[Information shown]

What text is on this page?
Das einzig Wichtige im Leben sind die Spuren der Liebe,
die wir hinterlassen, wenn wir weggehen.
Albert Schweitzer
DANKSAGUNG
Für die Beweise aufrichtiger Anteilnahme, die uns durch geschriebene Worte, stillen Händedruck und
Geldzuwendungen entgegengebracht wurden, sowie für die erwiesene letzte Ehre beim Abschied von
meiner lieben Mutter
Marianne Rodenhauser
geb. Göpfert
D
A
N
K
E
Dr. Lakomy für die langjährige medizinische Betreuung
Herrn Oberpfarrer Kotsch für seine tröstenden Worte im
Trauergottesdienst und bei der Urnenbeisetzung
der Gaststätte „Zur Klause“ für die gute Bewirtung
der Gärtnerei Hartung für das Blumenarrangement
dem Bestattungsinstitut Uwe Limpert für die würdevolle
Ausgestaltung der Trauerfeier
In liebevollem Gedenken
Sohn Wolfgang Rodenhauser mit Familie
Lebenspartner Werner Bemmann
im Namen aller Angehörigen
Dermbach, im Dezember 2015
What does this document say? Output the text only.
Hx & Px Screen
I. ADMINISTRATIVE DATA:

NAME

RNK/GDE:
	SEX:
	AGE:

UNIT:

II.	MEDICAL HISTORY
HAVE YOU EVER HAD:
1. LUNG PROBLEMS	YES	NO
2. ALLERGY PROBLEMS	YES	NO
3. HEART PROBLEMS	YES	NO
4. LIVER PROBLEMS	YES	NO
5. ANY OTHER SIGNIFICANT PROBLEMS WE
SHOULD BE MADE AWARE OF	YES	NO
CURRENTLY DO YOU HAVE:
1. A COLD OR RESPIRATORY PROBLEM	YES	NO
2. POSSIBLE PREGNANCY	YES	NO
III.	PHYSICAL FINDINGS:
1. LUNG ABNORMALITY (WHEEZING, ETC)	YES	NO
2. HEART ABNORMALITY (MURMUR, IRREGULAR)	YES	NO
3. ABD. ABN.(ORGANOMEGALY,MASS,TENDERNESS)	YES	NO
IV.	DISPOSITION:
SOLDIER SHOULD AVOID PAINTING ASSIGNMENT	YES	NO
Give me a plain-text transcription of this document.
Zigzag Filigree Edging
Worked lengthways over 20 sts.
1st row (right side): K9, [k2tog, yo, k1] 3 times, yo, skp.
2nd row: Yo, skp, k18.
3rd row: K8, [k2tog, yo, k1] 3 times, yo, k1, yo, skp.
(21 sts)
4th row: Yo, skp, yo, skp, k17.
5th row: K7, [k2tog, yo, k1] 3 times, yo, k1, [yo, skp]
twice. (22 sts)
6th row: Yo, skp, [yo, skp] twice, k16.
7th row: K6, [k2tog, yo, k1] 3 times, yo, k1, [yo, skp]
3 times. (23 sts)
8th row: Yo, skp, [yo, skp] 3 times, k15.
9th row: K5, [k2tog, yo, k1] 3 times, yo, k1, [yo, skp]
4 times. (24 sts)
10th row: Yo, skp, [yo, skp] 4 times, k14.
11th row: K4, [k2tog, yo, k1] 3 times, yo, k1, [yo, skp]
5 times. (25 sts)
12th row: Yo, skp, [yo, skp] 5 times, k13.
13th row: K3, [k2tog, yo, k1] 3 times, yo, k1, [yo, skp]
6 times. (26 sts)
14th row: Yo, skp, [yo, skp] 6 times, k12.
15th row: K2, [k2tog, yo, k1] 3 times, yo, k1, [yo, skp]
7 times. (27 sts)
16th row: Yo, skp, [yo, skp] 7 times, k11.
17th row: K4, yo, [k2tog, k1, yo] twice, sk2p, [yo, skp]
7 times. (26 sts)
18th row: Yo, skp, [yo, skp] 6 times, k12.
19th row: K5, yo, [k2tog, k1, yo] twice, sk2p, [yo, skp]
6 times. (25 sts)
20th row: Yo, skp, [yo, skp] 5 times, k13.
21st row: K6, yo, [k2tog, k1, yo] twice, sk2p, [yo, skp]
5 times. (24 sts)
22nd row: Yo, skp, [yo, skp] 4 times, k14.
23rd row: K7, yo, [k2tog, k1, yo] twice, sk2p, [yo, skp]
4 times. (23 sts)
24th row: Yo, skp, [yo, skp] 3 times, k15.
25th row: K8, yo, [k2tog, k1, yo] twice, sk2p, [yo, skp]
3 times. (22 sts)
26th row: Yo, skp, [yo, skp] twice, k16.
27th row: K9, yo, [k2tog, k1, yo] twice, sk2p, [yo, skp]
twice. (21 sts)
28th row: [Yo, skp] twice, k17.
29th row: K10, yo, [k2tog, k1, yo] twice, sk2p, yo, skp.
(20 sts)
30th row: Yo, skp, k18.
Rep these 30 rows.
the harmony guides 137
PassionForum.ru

[Stated problem]
Copy out each record exactly as given, omitting none.

[Result]
What text is on this page?
Das einzig Wichtige im Leben sind die Spuren der Liebe,
die wir hinterlassen, wenn wir weggehen.
Albert Schweitzer
DANKSAGUNG
Für die Beweise aufrichtiger Anteilnahme, die uns durch geschriebene Worte, stillen Händedruck und
Geldzuwendungen entgegengebracht wurden, sowie für die erwiesene letzte Ehre beim Abschied von
meiner lieben Mutter
Marianne Rodenhauser
geb. Göpfert
D
A
N
K
E
Dr. Lakomy für die langjährige medizinische Betreuung
Herrn Oberpfarrer Kotsch für seine tröstenden Worte im
Trauergottesdienst und bei der Urnenbeisetzung
der Gaststätte „Zur Klause“ für die gute Bewirtung
der Gärtnerei Hartung für das Blumenarrangement
dem Bestattungsinstitut Uwe Limpert für die würdevolle
Ausgestaltung der Trauerfeier
In liebevollem Gedenken
Sohn Wolfgang Rodenhauser mit Familie
Lebenspartner Werner Bemmann
im Namen aller Angehörigen
Dermbach, im Dezember 2015
What does this document say? Output the text only.
Hx & Px Screen
I. ADMINISTRATIVE DATA:

NAME

RNK/GDE:
	SEX:
	AGE:

UNIT:

II.	MEDICAL HISTORY
HAVE YOU EVER HAD:
1. LUNG PROBLEMS	YES	NO
2. ALLERGY PROBLEMS	YES	NO
3. HEART PROBLEMS	YES	NO
4. LIVER PROBLEMS	YES	NO
5. ANY OTHER SIGNIFICANT PROBLEMS WE
SHOULD BE MADE AWARE OF	YES	NO
CURRENTLY DO YOU HAVE:
1. A COLD OR RESPIRATORY PROBLEM	YES	NO
2. POSSIBLE PREGNANCY	YES	NO
III.	PHYSICAL FINDINGS:
1. LUNG ABNORMALITY (WHEEZING, ETC)	YES	NO
2. HEART ABNORMALITY (MURMUR, IRREGULAR)	YES	NO
3. ABD. ABN.(ORGANOMEGALY,MASS,TENDERNESS)	YES	NO
IV.	DISPOSITION:
SOLDIER SHOULD AVOID PAINTING ASSIGNMENT	YES	NO
Give me a plain-text transcription of this document.
Zigzag Filigree Edging
Worked lengthways over 20 sts.
1st row (right side): K9, [k2tog, yo, k1] 3 times, yo, skp.
2nd row: Yo, skp, k18.
3rd row: K8, [k2tog, yo, k1] 3 times, yo, k1, yo, skp.
(21 sts)
4th row: Yo, skp, yo, skp, k17.
5th row: K7, [k2tog, yo, k1] 3 times, yo, k1, [yo, skp]
twice. (22 sts)
6th row: Yo, skp, [yo, skp] twice, k16.
7th row: K6, [k2tog, yo, k1] 3 times, yo, k1, [yo, skp]
3 times. (23 sts)
8th row: Yo, skp, [yo, skp] 3 times, k15.
9th row: K5, [k2tog, yo, k1] 3 times, yo, k1, [yo, skp]
4 times. (24 sts)
10th row: Yo, skp, [yo, skp] 4 times, k14.
11th row: K4, [k2tog, yo, k1] 3 times, yo, k1, [yo, skp]
5 times. (25 sts)
12th row: Yo, skp, [yo, skp] 5 times, k13.
13th row: K3, [k2tog, yo, k1] 3 times, yo, k1, [yo, skp]
6 times. (26 sts)
14th row: Yo, skp, [yo, skp] 6 times, k12.
15th row: K2, [k2tog, yo, k1] 3 times, yo, k1, [yo, skp]
7 times. (27 sts)
16th row: Yo, skp, [yo, skp] 7 times, k11.
17th row: K4, yo, [k2tog, k1, yo] twice, sk2p, [yo, skp]
7 times. (26 sts)
18th row: Yo, skp, [yo, skp] 6 times, k12.
19th row: K5, yo, [k2tog, k1, yo] twice, sk2p, [yo, skp]
6 times. (25 sts)
20th row: Yo, skp, [yo, skp] 5 times, k13.
21st row: K6, yo, [k2tog, k1, yo] twice, sk2p, [yo, skp]
5 times. (24 sts)
22nd row: Yo, skp, [yo, skp] 4 times, k14.
23rd row: K7, yo, [k2tog, k1, yo] twice, sk2p, [yo, skp]
4 times. (23 sts)
24th row: Yo, skp, [yo, skp] 3 times, k15.
25th row: K8, yo, [k2tog, k1, yo] twice, sk2p, [yo, skp]
3 times. (22 sts)
26th row: Yo, skp, [yo, skp] twice, k16.
27th row: K9, yo, [k2tog, k1, yo] twice, sk2p, [yo, skp]
twice. (21 sts)
28th row: [Yo, skp] twice, k17.
29th row: K10, yo, [k2tog, k1, yo] twice, sk2p, yo, skp.
(20 sts)
30th row: Yo, skp, k18.
Rep these 30 rows.
the harmony guides 137
PassionForum.ru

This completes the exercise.